• WRITTEN INSTRUCTION:
Quote only the lines that start at the line with "Decode this chart: output" and run to the end of the entries; omit the pictures.

• ENTRIES SUPPLIED:
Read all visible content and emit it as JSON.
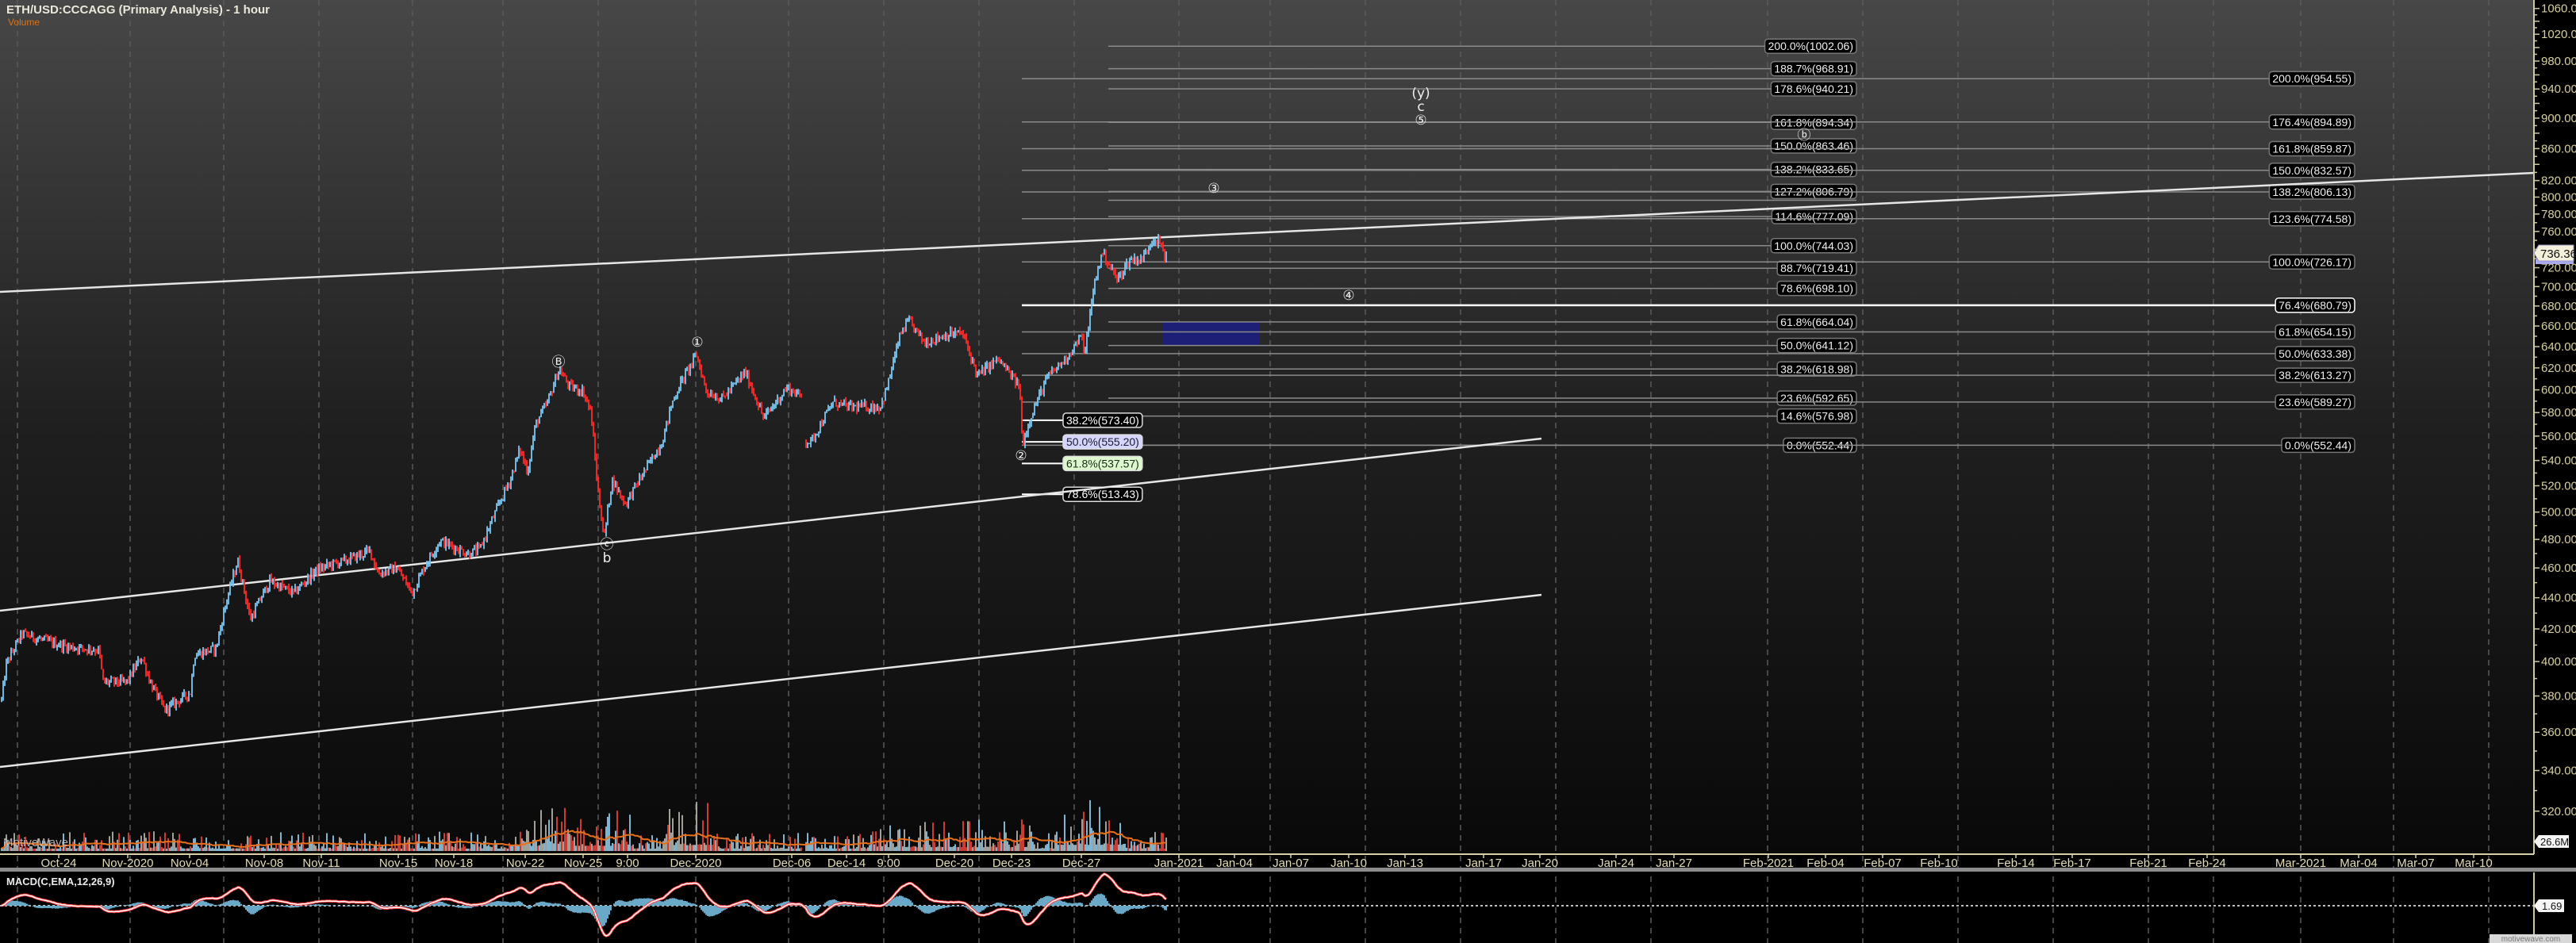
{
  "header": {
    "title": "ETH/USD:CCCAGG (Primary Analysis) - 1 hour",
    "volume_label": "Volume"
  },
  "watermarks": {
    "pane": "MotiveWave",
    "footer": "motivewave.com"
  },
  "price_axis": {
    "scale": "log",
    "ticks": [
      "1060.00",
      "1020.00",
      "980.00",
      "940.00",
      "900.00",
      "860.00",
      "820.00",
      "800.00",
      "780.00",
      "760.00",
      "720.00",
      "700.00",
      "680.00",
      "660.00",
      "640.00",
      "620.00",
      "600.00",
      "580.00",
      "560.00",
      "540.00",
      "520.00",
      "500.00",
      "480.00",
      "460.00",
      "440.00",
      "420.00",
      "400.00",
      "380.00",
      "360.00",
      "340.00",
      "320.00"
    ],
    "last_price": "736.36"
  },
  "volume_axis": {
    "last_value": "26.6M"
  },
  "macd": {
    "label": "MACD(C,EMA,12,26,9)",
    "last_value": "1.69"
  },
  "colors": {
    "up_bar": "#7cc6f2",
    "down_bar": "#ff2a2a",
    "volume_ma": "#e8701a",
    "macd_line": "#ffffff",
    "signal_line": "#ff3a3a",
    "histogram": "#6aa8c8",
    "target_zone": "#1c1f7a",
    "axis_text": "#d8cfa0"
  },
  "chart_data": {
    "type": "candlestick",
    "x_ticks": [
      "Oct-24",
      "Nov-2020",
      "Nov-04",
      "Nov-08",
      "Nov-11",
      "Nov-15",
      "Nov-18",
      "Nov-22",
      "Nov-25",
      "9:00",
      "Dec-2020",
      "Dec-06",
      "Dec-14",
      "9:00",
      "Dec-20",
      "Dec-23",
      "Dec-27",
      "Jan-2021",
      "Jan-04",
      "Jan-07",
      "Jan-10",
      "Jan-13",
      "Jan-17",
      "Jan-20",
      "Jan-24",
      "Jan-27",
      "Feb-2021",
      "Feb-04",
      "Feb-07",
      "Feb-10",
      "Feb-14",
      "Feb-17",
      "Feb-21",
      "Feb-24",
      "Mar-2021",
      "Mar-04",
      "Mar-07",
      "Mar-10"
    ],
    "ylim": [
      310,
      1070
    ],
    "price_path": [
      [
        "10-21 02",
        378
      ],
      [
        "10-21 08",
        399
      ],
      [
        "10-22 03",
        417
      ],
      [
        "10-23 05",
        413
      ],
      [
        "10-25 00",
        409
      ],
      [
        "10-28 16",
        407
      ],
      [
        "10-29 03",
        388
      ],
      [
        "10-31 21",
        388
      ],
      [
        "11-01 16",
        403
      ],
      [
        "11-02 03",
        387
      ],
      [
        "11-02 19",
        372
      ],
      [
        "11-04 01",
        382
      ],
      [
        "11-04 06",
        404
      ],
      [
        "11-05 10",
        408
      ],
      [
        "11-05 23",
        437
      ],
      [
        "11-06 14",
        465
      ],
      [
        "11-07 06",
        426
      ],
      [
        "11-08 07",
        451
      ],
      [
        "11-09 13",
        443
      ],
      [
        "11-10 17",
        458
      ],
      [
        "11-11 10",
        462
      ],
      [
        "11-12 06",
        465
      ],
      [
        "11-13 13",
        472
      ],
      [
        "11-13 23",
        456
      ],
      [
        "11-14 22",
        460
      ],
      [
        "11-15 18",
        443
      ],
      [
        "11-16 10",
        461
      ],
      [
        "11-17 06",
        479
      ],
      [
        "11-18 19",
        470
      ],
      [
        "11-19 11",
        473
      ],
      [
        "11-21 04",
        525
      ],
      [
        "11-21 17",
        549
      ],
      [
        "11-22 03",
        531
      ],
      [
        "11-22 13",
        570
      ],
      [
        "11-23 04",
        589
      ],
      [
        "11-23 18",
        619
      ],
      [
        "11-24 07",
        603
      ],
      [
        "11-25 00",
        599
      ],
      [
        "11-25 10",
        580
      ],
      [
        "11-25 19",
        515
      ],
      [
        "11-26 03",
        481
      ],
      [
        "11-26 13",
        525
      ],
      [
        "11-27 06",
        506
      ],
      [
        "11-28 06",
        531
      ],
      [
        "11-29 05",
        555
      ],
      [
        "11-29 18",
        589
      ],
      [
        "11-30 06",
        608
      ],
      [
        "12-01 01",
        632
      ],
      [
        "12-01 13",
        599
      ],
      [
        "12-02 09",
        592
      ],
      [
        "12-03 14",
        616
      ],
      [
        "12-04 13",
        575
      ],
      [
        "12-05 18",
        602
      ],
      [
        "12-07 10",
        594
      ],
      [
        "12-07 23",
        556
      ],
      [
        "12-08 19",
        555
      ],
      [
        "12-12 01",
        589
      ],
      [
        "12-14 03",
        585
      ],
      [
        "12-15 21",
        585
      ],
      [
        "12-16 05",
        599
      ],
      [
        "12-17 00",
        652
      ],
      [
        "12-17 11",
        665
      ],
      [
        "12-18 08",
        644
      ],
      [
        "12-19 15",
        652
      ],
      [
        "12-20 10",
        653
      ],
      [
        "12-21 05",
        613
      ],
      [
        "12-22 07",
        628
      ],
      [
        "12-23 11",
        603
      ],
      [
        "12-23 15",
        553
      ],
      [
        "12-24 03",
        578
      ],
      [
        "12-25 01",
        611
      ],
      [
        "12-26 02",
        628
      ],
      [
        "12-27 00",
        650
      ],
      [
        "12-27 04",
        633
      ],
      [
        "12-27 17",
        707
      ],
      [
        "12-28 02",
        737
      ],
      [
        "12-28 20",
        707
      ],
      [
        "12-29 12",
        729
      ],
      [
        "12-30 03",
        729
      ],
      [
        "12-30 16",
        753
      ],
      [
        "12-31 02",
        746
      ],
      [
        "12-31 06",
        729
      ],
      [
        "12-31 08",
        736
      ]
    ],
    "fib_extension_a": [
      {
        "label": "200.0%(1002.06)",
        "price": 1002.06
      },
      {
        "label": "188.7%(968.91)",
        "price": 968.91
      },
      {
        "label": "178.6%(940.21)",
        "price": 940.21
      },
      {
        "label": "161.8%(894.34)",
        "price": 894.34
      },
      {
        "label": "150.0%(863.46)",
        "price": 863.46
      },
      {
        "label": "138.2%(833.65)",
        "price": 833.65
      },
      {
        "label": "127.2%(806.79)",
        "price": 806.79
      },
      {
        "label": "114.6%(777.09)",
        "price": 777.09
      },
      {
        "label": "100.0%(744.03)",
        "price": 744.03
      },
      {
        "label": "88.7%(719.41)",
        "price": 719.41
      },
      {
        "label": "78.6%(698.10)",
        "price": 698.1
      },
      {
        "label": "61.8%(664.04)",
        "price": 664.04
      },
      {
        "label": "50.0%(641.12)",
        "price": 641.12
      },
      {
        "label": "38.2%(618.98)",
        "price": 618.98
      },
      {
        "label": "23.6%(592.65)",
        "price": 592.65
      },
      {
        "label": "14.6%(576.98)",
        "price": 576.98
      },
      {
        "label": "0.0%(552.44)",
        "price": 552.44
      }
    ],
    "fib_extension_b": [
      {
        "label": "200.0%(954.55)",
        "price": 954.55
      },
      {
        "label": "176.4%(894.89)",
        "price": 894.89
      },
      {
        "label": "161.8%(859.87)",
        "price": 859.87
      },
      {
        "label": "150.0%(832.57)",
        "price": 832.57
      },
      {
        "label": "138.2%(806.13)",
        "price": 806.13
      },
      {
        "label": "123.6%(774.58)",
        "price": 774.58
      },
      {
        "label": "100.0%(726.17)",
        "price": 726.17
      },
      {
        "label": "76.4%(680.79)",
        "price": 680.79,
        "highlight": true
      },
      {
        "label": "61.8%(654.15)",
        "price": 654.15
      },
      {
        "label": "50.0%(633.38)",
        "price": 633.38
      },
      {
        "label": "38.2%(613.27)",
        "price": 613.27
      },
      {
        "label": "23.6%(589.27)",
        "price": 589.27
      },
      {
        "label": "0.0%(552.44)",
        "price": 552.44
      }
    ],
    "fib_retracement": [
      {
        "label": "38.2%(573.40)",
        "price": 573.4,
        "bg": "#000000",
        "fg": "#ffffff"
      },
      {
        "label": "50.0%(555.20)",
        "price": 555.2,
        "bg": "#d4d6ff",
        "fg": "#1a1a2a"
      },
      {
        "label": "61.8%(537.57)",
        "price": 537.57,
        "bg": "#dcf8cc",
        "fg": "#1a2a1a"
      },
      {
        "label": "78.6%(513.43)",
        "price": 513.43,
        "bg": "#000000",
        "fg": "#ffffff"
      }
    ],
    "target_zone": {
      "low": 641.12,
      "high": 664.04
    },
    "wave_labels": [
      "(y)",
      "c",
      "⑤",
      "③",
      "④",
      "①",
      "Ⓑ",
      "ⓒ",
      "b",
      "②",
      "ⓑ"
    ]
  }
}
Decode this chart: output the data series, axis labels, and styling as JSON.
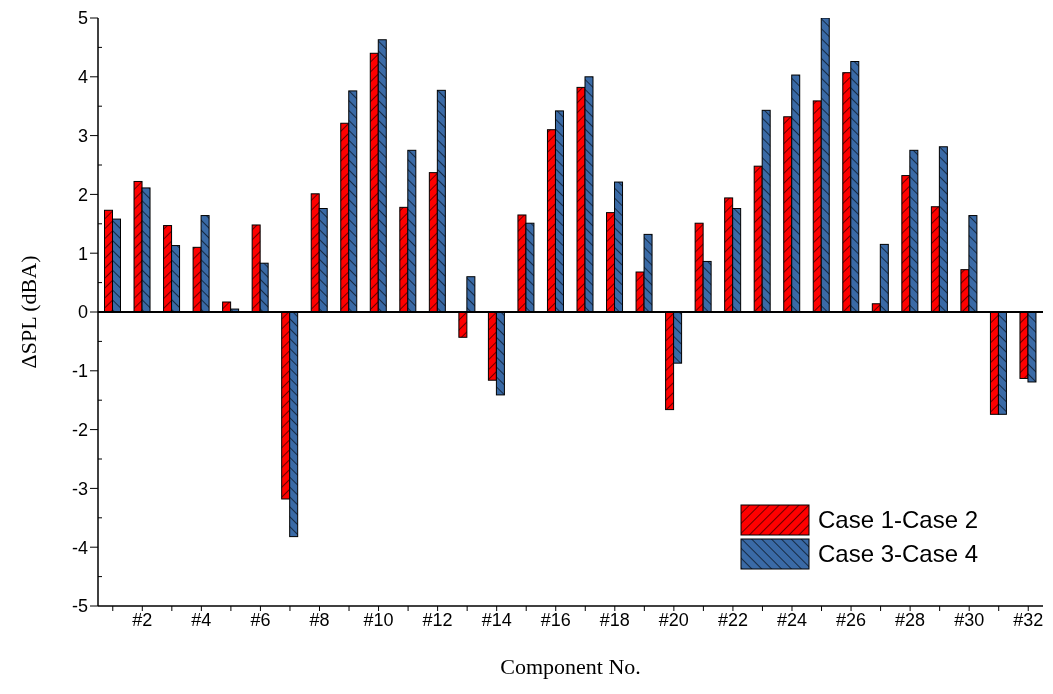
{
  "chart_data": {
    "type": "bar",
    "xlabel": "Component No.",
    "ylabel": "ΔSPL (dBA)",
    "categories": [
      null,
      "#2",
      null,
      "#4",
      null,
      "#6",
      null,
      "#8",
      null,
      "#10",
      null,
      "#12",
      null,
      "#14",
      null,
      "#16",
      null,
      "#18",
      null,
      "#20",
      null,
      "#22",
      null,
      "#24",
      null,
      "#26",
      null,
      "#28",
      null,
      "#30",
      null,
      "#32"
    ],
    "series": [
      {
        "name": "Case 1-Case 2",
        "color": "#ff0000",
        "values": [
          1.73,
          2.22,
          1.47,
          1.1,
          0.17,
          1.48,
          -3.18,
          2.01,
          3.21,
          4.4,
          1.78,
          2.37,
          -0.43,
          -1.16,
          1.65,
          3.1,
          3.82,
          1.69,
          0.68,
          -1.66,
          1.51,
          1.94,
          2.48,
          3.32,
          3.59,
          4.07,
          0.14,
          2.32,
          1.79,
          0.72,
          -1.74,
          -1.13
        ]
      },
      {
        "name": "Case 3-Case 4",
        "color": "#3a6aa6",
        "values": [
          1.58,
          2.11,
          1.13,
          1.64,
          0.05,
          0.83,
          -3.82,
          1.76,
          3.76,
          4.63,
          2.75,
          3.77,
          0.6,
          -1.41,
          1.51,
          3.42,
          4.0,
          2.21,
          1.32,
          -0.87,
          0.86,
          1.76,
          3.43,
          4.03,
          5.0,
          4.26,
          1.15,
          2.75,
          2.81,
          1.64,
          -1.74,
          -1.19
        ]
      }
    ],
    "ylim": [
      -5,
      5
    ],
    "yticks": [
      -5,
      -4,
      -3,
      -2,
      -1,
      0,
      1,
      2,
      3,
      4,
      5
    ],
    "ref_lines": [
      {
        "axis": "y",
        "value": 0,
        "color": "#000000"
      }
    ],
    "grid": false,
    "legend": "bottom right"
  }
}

• FINAL RESULT:
Decode this chart: output the data series, axis labels, and styling as JSON.
{
  "chart_data": {
    "type": "bar",
    "xlabel": "Component No.",
    "ylabel": "ΔSPL (dBA)",
    "categories": [
      null,
      "#2",
      null,
      "#4",
      null,
      "#6",
      null,
      "#8",
      null,
      "#10",
      null,
      "#12",
      null,
      "#14",
      null,
      "#16",
      null,
      "#18",
      null,
      "#20",
      null,
      "#22",
      null,
      "#24",
      null,
      "#26",
      null,
      "#28",
      null,
      "#30",
      null,
      "#32"
    ],
    "series": [
      {
        "name": "Case 1-Case 2",
        "color": "#ff0000",
        "values": [
          1.73,
          2.22,
          1.47,
          1.1,
          0.17,
          1.48,
          -3.18,
          2.01,
          3.21,
          4.4,
          1.78,
          2.37,
          -0.43,
          -1.16,
          1.65,
          3.1,
          3.82,
          1.69,
          0.68,
          -1.66,
          1.51,
          1.94,
          2.48,
          3.32,
          3.59,
          4.07,
          0.14,
          2.32,
          1.79,
          0.72,
          -1.74,
          -1.13
        ]
      },
      {
        "name": "Case 3-Case 4",
        "color": "#3a6aa6",
        "values": [
          1.58,
          2.11,
          1.13,
          1.64,
          0.05,
          0.83,
          -3.82,
          1.76,
          3.76,
          4.63,
          2.75,
          3.77,
          0.6,
          -1.41,
          1.51,
          3.42,
          4.0,
          2.21,
          1.32,
          -0.87,
          0.86,
          1.76,
          3.43,
          4.03,
          5.0,
          4.26,
          1.15,
          2.75,
          2.81,
          1.64,
          -1.74,
          -1.19
        ]
      }
    ],
    "ylim": [
      -5,
      5
    ],
    "yticks": [
      -5,
      -4,
      -3,
      -2,
      -1,
      0,
      1,
      2,
      3,
      4,
      5
    ],
    "ref_lines": [
      {
        "axis": "y",
        "value": 0,
        "color": "#000000"
      }
    ],
    "grid": false,
    "legend": "bottom right"
  }
}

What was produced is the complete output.